Goal: Find the word "пищевого" in the data. Return every line where it appears.

Provided entries:
▬▬▬

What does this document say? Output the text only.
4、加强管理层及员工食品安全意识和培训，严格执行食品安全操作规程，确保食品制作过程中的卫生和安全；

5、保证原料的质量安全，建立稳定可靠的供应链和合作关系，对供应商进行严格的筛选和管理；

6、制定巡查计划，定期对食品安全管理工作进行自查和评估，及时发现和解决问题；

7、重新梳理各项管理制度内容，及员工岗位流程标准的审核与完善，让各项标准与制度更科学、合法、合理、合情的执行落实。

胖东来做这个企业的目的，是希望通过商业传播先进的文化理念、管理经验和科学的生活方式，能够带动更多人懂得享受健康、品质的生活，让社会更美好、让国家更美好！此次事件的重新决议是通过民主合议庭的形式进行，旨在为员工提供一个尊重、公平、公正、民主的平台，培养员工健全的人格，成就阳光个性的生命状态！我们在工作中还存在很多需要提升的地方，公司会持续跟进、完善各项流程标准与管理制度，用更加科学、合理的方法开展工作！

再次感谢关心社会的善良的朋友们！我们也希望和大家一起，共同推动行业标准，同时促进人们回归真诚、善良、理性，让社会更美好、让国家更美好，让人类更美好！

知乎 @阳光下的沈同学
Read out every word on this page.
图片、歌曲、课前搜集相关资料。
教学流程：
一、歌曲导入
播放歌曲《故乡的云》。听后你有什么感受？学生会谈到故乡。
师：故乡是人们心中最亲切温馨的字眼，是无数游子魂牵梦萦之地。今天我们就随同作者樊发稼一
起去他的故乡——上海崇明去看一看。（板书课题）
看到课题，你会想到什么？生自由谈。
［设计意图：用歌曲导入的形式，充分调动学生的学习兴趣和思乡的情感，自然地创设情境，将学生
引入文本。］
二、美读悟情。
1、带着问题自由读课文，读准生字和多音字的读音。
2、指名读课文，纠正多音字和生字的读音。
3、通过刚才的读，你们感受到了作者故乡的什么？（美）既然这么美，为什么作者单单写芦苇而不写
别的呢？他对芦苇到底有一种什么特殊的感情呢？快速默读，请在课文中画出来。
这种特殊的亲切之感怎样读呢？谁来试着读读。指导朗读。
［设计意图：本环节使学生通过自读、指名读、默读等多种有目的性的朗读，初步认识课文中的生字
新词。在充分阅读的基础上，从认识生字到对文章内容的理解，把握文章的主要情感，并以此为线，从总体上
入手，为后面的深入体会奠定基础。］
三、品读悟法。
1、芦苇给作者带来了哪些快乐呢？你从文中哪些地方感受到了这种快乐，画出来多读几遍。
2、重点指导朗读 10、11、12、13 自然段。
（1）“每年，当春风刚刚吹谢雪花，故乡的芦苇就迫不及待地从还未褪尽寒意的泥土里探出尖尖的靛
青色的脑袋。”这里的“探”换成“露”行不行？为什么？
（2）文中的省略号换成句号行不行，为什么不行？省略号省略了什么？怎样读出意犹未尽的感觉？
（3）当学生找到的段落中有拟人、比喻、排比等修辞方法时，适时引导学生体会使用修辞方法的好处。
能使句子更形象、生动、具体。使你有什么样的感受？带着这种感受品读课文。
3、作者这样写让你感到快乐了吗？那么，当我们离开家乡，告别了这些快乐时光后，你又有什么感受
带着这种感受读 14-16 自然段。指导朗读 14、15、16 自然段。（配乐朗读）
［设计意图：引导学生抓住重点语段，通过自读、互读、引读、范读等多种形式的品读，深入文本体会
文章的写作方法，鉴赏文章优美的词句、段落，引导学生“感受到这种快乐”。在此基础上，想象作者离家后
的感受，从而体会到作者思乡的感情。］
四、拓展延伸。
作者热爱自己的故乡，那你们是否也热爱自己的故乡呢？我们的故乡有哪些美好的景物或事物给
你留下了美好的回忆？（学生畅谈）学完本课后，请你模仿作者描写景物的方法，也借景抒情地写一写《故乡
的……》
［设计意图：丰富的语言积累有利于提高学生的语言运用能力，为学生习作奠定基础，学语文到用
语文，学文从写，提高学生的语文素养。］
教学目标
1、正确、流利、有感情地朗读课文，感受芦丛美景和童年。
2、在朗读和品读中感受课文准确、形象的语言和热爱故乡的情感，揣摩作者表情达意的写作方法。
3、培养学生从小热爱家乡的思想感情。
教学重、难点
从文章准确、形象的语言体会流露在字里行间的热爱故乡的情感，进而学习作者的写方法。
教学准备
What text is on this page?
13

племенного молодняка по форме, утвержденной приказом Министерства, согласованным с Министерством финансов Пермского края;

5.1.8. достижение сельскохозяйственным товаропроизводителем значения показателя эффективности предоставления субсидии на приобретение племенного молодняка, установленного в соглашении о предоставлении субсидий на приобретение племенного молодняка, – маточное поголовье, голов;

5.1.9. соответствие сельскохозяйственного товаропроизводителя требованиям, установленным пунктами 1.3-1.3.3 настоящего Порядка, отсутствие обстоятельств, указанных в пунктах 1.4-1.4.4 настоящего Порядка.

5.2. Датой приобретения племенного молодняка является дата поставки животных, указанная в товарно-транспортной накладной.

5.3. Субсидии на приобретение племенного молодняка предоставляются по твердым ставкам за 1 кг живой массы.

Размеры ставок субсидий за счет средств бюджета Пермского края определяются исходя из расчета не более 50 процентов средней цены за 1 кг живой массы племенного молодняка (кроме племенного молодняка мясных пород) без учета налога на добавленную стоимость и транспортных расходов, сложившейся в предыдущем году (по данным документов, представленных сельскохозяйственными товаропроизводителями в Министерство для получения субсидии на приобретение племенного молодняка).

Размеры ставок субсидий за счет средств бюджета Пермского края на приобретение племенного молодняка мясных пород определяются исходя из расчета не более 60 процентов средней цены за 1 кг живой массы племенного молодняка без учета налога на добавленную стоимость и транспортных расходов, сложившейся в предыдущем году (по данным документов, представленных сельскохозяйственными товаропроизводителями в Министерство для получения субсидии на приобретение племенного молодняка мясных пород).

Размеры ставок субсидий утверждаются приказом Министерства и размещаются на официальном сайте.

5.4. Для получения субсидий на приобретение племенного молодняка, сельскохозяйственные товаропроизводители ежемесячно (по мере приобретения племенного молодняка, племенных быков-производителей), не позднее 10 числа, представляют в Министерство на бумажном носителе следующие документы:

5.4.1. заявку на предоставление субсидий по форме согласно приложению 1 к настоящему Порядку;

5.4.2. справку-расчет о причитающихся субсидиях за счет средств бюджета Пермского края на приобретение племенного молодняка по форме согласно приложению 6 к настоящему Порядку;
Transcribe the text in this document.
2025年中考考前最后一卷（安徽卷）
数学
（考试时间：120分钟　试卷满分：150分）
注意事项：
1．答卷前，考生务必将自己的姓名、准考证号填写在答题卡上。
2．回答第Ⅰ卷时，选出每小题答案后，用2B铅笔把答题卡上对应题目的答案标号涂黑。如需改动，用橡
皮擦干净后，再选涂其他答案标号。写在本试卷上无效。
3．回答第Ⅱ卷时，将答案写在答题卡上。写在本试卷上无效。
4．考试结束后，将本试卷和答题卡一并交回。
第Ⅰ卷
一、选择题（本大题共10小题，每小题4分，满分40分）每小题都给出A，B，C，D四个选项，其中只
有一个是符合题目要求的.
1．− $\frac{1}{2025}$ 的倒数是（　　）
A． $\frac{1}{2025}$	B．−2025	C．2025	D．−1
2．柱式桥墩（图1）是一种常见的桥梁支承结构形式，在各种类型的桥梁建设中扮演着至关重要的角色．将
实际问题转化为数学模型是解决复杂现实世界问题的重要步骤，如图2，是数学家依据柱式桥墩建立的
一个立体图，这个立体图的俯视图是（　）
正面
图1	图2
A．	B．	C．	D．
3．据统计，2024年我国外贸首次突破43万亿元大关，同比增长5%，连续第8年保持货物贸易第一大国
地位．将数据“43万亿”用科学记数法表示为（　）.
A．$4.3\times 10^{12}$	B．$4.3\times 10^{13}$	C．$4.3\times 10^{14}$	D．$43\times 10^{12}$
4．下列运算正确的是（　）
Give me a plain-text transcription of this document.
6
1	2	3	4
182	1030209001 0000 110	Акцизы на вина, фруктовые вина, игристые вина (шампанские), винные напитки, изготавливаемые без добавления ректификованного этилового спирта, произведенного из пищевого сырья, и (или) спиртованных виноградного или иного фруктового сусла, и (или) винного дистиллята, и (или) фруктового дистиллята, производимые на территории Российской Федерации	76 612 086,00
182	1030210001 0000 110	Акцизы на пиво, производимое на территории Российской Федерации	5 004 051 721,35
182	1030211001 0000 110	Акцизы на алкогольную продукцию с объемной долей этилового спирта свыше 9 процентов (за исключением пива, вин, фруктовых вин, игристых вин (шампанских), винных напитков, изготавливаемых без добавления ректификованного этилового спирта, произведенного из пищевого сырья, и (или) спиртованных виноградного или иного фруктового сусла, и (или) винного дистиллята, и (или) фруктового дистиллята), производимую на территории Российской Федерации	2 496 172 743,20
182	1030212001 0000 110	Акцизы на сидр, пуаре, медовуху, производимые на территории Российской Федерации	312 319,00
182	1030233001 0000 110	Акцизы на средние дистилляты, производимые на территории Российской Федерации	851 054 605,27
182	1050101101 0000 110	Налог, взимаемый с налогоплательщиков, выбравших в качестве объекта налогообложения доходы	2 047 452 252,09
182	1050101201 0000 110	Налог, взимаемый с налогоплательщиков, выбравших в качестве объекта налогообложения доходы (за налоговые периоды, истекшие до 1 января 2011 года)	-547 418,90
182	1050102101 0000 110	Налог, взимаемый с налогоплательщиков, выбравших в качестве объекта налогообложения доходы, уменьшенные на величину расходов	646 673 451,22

▬▬▬

Exercise answer:
182	1030209001 0000 110	Акцизы на вина, фруктовые вина, игристые вина (шампанские), винные напитки, изготавливаемые без добавления ректификованного этилового спирта, произведенного из пищевого сырья, и (или) спиртованных виноградного или иного фруктового сусла, и (или) винного дистиллята, и (или) фруктового дистиллята, производимые на территории Российской Федерации	76 612 086,00
182	1030211001 0000 110	Акцизы на алкогольную продукцию с объемной долей этилового спирта свыше 9 процентов (за исключением пива, вин, фруктовых вин, игристых вин (шампанских), винных напитков, изготавливаемых без добавления ректификованного этилового спирта, произведенного из пищевого сырья, и (или) спиртованных виноградного или иного фруктового сусла, и (или) винного дистиллята, и (или) фруктового дистиллята), производимую на территории Российской Федерации	2 496 172 743,20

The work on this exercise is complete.